▸ Extracts from a graphics dataset:
-- Start --

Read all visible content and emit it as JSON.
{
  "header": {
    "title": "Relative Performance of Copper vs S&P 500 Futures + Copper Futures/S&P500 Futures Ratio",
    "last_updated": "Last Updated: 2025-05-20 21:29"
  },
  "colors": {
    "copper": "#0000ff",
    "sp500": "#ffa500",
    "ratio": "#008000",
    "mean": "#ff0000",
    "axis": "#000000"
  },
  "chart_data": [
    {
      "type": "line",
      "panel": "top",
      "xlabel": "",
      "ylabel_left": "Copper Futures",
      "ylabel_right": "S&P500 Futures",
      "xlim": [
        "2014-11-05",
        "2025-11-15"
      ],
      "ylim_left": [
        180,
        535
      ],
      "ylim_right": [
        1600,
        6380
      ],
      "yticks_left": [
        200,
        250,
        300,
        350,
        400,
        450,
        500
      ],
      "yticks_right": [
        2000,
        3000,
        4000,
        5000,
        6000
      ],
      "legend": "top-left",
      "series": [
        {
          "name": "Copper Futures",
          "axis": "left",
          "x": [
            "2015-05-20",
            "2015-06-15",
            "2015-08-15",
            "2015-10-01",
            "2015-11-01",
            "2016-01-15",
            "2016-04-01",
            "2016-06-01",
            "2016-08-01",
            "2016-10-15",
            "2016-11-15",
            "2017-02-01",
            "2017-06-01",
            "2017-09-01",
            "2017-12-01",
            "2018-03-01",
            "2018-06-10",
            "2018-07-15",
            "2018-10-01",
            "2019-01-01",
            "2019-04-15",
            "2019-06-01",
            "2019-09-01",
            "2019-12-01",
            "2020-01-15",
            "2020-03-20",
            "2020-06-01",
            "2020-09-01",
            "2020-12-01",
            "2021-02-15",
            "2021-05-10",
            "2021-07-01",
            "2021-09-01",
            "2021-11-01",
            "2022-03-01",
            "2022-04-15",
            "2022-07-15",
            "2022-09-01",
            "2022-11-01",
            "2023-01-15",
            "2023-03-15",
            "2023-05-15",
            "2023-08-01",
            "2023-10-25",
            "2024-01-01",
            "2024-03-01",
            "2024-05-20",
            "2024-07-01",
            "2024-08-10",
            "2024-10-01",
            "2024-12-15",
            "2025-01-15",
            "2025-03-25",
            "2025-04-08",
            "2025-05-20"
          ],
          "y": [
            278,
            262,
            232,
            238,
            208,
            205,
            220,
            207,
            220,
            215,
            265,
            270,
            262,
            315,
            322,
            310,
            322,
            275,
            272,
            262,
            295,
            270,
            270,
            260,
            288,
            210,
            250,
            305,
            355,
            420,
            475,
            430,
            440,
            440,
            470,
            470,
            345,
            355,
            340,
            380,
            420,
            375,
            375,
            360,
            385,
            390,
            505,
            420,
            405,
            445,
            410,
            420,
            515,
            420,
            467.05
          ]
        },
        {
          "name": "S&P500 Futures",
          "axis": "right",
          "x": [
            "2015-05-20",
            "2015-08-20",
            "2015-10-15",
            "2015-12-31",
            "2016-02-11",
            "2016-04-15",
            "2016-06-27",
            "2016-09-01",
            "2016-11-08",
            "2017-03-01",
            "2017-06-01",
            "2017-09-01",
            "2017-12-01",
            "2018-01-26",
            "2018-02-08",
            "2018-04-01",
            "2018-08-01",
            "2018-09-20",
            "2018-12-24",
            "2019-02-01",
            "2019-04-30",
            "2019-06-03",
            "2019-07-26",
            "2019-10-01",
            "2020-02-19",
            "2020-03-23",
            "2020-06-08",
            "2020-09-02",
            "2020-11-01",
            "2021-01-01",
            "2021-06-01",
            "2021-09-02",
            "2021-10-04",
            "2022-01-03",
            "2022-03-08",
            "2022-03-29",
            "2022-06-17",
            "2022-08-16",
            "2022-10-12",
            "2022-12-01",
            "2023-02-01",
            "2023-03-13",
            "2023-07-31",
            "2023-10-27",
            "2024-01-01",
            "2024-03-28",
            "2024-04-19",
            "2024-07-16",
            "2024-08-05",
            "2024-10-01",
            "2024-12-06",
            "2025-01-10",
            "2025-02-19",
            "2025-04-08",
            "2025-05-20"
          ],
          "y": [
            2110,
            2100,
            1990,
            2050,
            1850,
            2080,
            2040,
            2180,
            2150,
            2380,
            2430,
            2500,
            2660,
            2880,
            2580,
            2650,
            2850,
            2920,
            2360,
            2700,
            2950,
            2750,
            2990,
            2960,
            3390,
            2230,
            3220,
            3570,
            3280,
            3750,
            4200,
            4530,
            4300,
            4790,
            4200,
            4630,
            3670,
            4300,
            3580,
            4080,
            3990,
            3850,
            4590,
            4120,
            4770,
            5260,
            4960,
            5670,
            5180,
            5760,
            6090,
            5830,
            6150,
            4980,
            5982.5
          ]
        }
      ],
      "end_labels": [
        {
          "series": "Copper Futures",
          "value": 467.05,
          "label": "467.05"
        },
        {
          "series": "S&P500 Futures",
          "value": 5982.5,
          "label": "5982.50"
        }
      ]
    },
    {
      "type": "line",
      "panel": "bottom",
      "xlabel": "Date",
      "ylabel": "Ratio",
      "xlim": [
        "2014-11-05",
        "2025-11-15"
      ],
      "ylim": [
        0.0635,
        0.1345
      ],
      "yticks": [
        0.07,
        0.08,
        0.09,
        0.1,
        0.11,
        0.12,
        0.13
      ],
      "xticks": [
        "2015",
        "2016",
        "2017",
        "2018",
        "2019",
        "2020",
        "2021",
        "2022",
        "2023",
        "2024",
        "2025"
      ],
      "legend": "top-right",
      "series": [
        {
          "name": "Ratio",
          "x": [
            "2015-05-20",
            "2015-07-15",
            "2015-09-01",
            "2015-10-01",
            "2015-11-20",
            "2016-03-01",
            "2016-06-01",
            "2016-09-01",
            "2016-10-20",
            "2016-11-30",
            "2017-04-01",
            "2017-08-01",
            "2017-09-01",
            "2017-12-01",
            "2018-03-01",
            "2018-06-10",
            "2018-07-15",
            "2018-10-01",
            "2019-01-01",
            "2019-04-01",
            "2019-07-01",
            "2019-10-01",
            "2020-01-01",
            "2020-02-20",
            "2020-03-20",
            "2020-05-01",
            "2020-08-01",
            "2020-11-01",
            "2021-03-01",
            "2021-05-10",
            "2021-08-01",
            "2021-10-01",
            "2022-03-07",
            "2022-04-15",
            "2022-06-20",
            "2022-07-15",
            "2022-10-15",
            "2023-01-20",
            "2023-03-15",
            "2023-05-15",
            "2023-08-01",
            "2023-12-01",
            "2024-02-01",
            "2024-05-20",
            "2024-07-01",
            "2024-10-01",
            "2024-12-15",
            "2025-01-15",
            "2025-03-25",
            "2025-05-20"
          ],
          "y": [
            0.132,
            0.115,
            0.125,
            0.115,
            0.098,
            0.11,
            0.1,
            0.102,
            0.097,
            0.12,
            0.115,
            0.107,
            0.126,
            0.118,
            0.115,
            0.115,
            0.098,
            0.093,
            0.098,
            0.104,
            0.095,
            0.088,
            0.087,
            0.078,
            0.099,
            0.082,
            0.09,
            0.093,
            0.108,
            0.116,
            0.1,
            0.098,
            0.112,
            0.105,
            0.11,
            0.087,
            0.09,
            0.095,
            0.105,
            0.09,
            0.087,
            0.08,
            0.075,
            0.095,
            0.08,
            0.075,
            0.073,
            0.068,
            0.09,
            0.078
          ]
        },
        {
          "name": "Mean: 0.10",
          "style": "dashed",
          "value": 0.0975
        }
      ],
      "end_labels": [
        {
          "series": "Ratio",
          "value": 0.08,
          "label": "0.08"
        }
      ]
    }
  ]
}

-- End --

▸ SET PROBLEM:
Return each line of the data exactly as written above.

▸ OUTPUT FOR THIS EXERCISE:
Read all visible content and emit it as JSON.
{
  "header": {
    "title": "Relative Performance of Copper vs S&P 500 Futures + Copper Futures/S&P500 Futures Ratio",
    "last_updated": "Last Updated: 2025-05-20 21:29"
  },
  "colors": {
    "copper": "#0000ff",
    "sp500": "#ffa500",
    "ratio": "#008000",
    "mean": "#ff0000",
    "axis": "#000000"
  },
  "chart_data": [
    {
      "type": "line",
      "panel": "top",
      "xlabel": "",
      "ylabel_left": "Copper Futures",
      "ylabel_right": "S&P500 Futures",
      "xlim": [
        "2014-11-05",
        "2025-11-15"
      ],
      "ylim_left": [
        180,
        535
      ],
      "ylim_right": [
        1600,
        6380
      ],
      "yticks_left": [
        200,
        250,
        300,
        350,
        400,
        450,
        500
      ],
      "yticks_right": [
        2000,
        3000,
        4000,
        5000,
        6000
      ],
      "legend": "top-left",
      "series": [
        {
          "name": "Copper Futures",
          "axis": "left",
          "x": [
            "2015-05-20",
            "2015-06-15",
            "2015-08-15",
            "2015-10-01",
            "2015-11-01",
            "2016-01-15",
            "2016-04-01",
            "2016-06-01",
            "2016-08-01",
            "2016-10-15",
            "2016-11-15",
            "2017-02-01",
            "2017-06-01",
            "2017-09-01",
            "2017-12-01",
            "2018-03-01",
            "2018-06-10",
            "2018-07-15",
            "2018-10-01",
            "2019-01-01",
            "2019-04-15",
            "2019-06-01",
            "2019-09-01",
            "2019-12-01",
            "2020-01-15",
            "2020-03-20",
            "2020-06-01",
            "2020-09-01",
            "2020-12-01",
            "2021-02-15",
            "2021-05-10",
            "2021-07-01",
            "2021-09-01",
            "2021-11-01",
            "2022-03-01",
            "2022-04-15",
            "2022-07-15",
            "2022-09-01",
            "2022-11-01",
            "2023-01-15",
            "2023-03-15",
            "2023-05-15",
            "2023-08-01",
            "2023-10-25",
            "2024-01-01",
            "2024-03-01",
            "2024-05-20",
            "2024-07-01",
            "2024-08-10",
            "2024-10-01",
            "2024-12-15",
            "2025-01-15",
            "2025-03-25",
            "2025-04-08",
            "2025-05-20"
          ],
          "y": [
            278,
            262,
            232,
            238,
            208,
            205,
            220,
            207,
            220,
            215,
            265,
            270,
            262,
            315,
            322,
            310,
            322,
            275,
            272,
            262,
            295,
            270,
            270,
            260,
            288,
            210,
            250,
            305,
            355,
            420,
            475,
            430,
            440,
            440,
            470,
            470,
            345,
            355,
            340,
            380,
            420,
            375,
            375,
            360,
            385,
            390,
            505,
            420,
            405,
            445,
            410,
            420,
            515,
            420,
            467.05
          ]
        },
        {
          "name": "S&P500 Futures",
          "axis": "right",
          "x": [
            "2015-05-20",
            "2015-08-20",
            "2015-10-15",
            "2015-12-31",
            "2016-02-11",
            "2016-04-15",
            "2016-06-27",
            "2016-09-01",
            "2016-11-08",
            "2017-03-01",
            "2017-06-01",
            "2017-09-01",
            "2017-12-01",
            "2018-01-26",
            "2018-02-08",
            "2018-04-01",
            "2018-08-01",
            "2018-09-20",
            "2018-12-24",
            "2019-02-01",
            "2019-04-30",
            "2019-06-03",
            "2019-07-26",
            "2019-10-01",
            "2020-02-19",
            "2020-03-23",
            "2020-06-08",
            "2020-09-02",
            "2020-11-01",
            "2021-01-01",
            "2021-06-01",
            "2021-09-02",
            "2021-10-04",
            "2022-01-03",
            "2022-03-08",
            "2022-03-29",
            "2022-06-17",
            "2022-08-16",
            "2022-10-12",
            "2022-12-01",
            "2023-02-01",
            "2023-03-13",
            "2023-07-31",
            "2023-10-27",
            "2024-01-01",
            "2024-03-28",
            "2024-04-19",
            "2024-07-16",
            "2024-08-05",
            "2024-10-01",
            "2024-12-06",
            "2025-01-10",
            "2025-02-19",
            "2025-04-08",
            "2025-05-20"
          ],
          "y": [
            2110,
            2100,
            1990,
            2050,
            1850,
            2080,
            2040,
            2180,
            2150,
            2380,
            2430,
            2500,
            2660,
            2880,
            2580,
            2650,
            2850,
            2920,
            2360,
            2700,
            2950,
            2750,
            2990,
            2960,
            3390,
            2230,
            3220,
            3570,
            3280,
            3750,
            4200,
            4530,
            4300,
            4790,
            4200,
            4630,
            3670,
            4300,
            3580,
            4080,
            3990,
            3850,
            4590,
            4120,
            4770,
            5260,
            4960,
            5670,
            5180,
            5760,
            6090,
            5830,
            6150,
            4980,
            5982.5
          ]
        }
      ],
      "end_labels": [
        {
          "series": "Copper Futures",
          "value": 467.05,
          "label": "467.05"
        },
        {
          "series": "S&P500 Futures",
          "value": 5982.5,
          "label": "5982.50"
        }
      ]
    },
    {
      "type": "line",
      "panel": "bottom",
      "xlabel": "Date",
      "ylabel": "Ratio",
      "xlim": [
        "2014-11-05",
        "2025-11-15"
      ],
      "ylim": [
        0.0635,
        0.1345
      ],
      "yticks": [
        0.07,
        0.08,
        0.09,
        0.1,
        0.11,
        0.12,
        0.13
      ],
      "xticks": [
        "2015",
        "2016",
        "2017",
        "2018",
        "2019",
        "2020",
        "2021",
        "2022",
        "2023",
        "2024",
        "2025"
      ],
      "legend": "top-right",
      "series": [
        {
          "name": "Ratio",
          "x": [
            "2015-05-20",
            "2015-07-15",
            "2015-09-01",
            "2015-10-01",
            "2015-11-20",
            "2016-03-01",
            "2016-06-01",
            "2016-09-01",
            "2016-10-20",
            "2016-11-30",
            "2017-04-01",
            "2017-08-01",
            "2017-09-01",
            "2017-12-01",
            "2018-03-01",
            "2018-06-10",
            "2018-07-15",
            "2018-10-01",
            "2019-01-01",
            "2019-04-01",
            "2019-07-01",
            "2019-10-01",
            "2020-01-01",
            "2020-02-20",
            "2020-03-20",
            "2020-05-01",
            "2020-08-01",
            "2020-11-01",
            "2021-03-01",
            "2021-05-10",
            "2021-08-01",
            "2021-10-01",
            "2022-03-07",
            "2022-04-15",
            "2022-06-20",
            "2022-07-15",
            "2022-10-15",
            "2023-01-20",
            "2023-03-15",
            "2023-05-15",
            "2023-08-01",
            "2023-12-01",
            "2024-02-01",
            "2024-05-20",
            "2024-07-01",
            "2024-10-01",
            "2024-12-15",
            "2025-01-15",
            "2025-03-25",
            "2025-05-20"
          ],
          "y": [
            0.132,
            0.115,
            0.125,
            0.115,
            0.098,
            0.11,
            0.1,
            0.102,
            0.097,
            0.12,
            0.115,
            0.107,
            0.126,
            0.118,
            0.115,
            0.115,
            0.098,
            0.093,
            0.098,
            0.104,
            0.095,
            0.088,
            0.087,
            0.078,
            0.099,
            0.082,
            0.09,
            0.093,
            0.108,
            0.116,
            0.1,
            0.098,
            0.112,
            0.105,
            0.11,
            0.087,
            0.09,
            0.095,
            0.105,
            0.09,
            0.087,
            0.08,
            0.075,
            0.095,
            0.08,
            0.075,
            0.073,
            0.068,
            0.09,
            0.078
          ]
        },
        {
          "name": "Mean: 0.10",
          "style": "dashed",
          "value": 0.0975
        }
      ],
      "end_labels": [
        {
          "series": "Ratio",
          "value": 0.08,
          "label": "0.08"
        }
      ]
    }
  ]
}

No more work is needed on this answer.